Dataset excerpts —
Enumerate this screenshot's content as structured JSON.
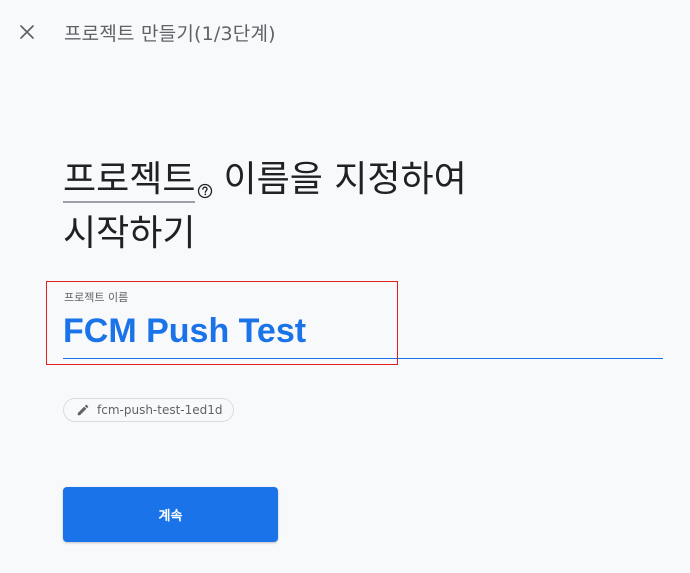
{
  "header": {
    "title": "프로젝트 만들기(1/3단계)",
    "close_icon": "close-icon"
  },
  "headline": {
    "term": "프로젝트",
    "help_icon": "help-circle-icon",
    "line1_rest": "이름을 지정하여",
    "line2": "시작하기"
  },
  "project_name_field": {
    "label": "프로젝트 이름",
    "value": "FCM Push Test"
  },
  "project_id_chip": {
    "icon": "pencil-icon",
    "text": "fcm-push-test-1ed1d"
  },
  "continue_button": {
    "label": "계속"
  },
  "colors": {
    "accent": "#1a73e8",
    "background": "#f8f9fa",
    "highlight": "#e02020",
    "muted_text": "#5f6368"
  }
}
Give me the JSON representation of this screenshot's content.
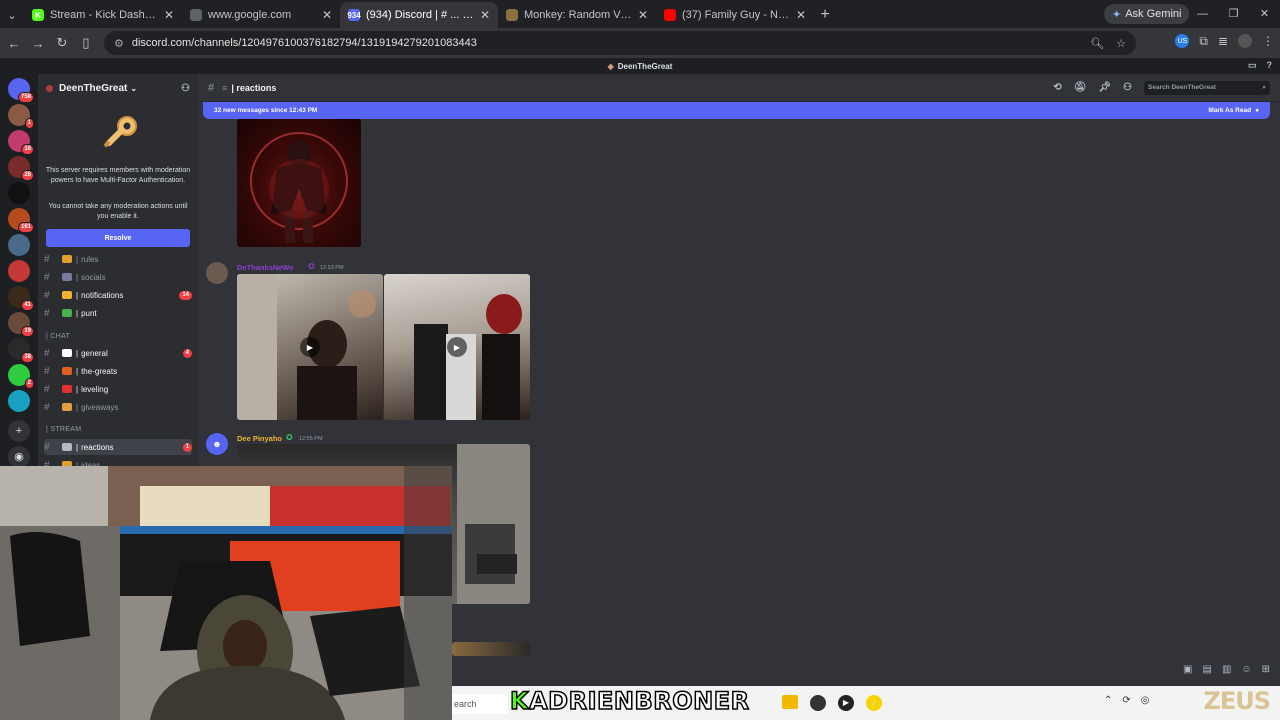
* * *
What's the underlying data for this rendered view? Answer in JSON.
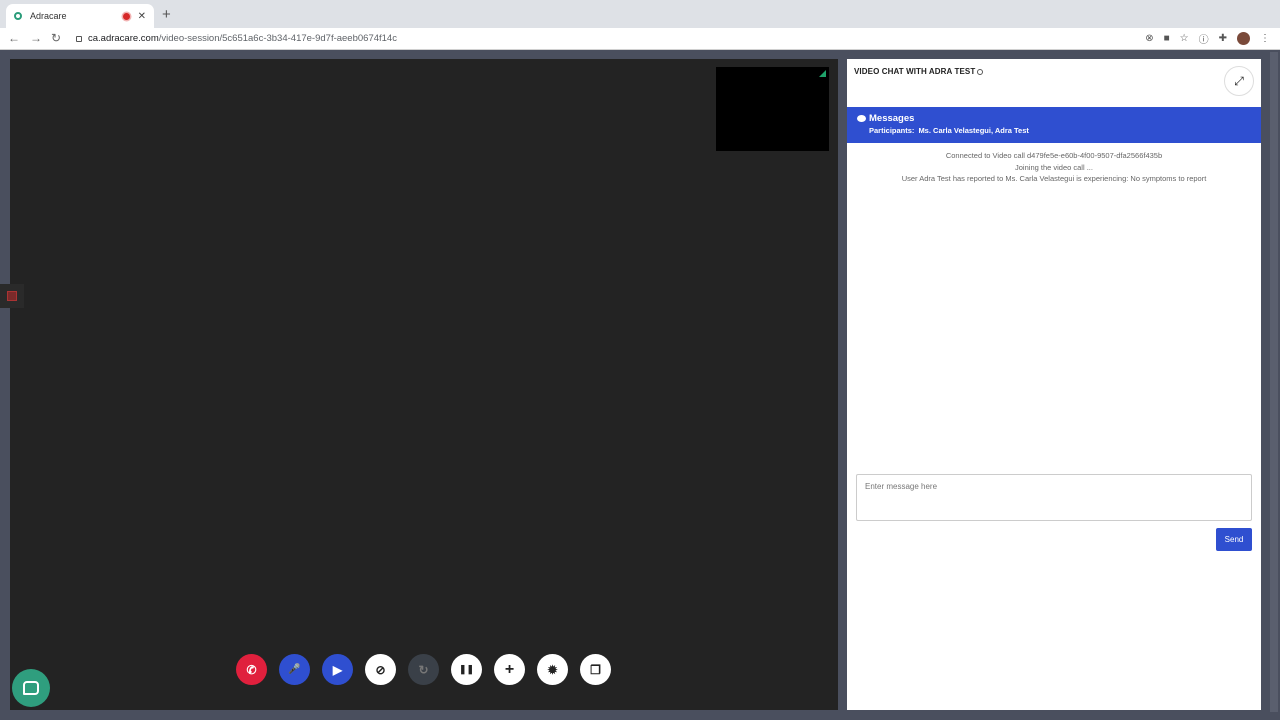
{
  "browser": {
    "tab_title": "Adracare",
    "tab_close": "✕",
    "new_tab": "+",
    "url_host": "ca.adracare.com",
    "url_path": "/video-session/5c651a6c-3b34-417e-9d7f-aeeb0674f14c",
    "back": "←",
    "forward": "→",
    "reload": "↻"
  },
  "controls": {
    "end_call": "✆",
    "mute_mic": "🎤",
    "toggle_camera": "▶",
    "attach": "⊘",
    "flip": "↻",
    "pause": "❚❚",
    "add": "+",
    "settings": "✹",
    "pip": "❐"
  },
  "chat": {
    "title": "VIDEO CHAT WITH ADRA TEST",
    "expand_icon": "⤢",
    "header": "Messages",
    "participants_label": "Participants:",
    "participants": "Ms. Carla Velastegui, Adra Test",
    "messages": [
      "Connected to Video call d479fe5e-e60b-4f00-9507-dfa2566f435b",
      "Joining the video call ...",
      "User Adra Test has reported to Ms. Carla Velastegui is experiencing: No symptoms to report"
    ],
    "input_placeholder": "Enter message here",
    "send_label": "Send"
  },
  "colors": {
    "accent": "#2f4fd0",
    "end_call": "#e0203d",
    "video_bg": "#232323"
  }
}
==
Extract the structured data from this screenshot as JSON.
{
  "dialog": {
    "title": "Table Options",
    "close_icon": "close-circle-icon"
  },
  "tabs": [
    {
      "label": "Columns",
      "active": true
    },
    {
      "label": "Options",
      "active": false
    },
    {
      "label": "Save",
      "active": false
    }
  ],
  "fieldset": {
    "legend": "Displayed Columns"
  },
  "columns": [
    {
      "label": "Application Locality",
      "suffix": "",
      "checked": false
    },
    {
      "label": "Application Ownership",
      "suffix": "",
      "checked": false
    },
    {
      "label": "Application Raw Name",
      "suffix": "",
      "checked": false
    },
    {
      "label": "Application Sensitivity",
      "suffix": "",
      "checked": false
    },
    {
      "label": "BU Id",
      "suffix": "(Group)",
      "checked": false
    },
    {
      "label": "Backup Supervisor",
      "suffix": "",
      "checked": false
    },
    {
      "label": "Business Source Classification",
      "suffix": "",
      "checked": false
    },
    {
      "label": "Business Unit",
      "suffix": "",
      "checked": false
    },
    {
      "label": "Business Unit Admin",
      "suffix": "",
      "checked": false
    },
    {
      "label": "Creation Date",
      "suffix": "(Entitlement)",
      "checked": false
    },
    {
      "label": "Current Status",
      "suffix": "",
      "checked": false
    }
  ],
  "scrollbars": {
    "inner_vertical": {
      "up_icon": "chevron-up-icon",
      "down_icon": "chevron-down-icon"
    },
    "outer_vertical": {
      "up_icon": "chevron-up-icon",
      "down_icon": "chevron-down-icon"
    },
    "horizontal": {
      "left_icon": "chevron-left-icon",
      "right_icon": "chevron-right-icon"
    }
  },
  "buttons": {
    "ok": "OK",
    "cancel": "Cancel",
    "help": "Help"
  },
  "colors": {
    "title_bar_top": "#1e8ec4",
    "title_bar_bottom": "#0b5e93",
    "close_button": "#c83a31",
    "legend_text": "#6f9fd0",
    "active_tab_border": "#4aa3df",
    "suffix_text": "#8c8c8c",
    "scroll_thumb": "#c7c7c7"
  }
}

Your task — Do not include pictures. Give again exactly the lines starting at the one with "Enumerate this screenshot's" and ending at the one with "Give me the", both included.

Output for this exercise —
Enumerate this screenshot's content as structured JSON.
{
  "header": {
    "title": "프로젝트 만들기(1/3단계)",
    "close_icon": "close-icon"
  },
  "headline": {
    "term": "프로젝트",
    "help_icon": "help-circle-icon",
    "line1_rest": "이름을 지정하여",
    "line2": "시작하기"
  },
  "project_name_field": {
    "label": "프로젝트 이름",
    "value": "FCM Push Test"
  },
  "project_id_chip": {
    "icon": "pencil-icon",
    "text": "fcm-push-test-1ed1d"
  },
  "continue_button": {
    "label": "계속"
  },
  "colors": {
    "accent": "#1a73e8",
    "background": "#f8f9fa",
    "highlight": "#e02020",
    "muted_text": "#5f6368"
  }
}
Give me the JSON representation of this screenshot's content.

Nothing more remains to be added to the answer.